[begin Working data]

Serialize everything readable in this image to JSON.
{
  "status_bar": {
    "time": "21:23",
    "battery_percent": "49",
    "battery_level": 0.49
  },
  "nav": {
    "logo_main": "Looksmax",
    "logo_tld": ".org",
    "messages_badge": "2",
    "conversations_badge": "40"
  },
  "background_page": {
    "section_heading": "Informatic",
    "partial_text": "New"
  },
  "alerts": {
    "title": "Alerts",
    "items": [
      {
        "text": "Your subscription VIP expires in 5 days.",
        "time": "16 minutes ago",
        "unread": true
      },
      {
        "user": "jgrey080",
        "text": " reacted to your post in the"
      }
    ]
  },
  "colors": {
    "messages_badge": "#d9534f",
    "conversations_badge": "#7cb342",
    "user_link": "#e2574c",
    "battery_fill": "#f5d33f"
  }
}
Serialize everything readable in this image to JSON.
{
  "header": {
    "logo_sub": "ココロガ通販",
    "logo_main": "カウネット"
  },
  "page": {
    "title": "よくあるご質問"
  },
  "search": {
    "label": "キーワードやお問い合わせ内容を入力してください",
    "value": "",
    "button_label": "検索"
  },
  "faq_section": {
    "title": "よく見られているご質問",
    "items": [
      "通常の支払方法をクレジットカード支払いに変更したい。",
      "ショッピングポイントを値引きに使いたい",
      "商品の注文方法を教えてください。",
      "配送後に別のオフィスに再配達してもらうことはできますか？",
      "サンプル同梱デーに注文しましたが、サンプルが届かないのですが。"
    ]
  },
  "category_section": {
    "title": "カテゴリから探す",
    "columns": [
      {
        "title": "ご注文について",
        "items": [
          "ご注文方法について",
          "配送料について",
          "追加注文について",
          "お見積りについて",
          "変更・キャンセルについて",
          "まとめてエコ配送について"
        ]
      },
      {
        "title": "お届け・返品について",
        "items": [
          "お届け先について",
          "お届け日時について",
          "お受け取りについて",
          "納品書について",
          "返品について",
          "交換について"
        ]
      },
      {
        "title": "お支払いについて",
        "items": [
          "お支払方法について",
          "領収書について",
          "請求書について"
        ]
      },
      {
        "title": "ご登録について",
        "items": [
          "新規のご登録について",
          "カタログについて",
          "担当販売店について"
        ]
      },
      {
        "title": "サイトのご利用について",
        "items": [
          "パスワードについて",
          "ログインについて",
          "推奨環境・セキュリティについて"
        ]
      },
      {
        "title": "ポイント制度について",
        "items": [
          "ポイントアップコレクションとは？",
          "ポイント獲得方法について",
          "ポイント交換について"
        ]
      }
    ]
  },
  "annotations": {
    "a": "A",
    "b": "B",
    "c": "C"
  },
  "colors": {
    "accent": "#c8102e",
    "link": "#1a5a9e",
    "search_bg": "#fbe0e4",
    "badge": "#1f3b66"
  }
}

[end Working data]

Exercise objective: Gather up, from the records above, each line where the word "title" appears.

Output for this task:
    "title": "Alerts",
    "title": "よくあるご質問"
    "title": "よく見られているご質問",
    "title": "カテゴリから探す",
        "title": "ご注文について",
        "title": "お届け・返品について",
        "title": "お支払いについて",
        "title": "ご登録について",
        "title": "サイトのご利用について",
        "title": "ポイント制度について",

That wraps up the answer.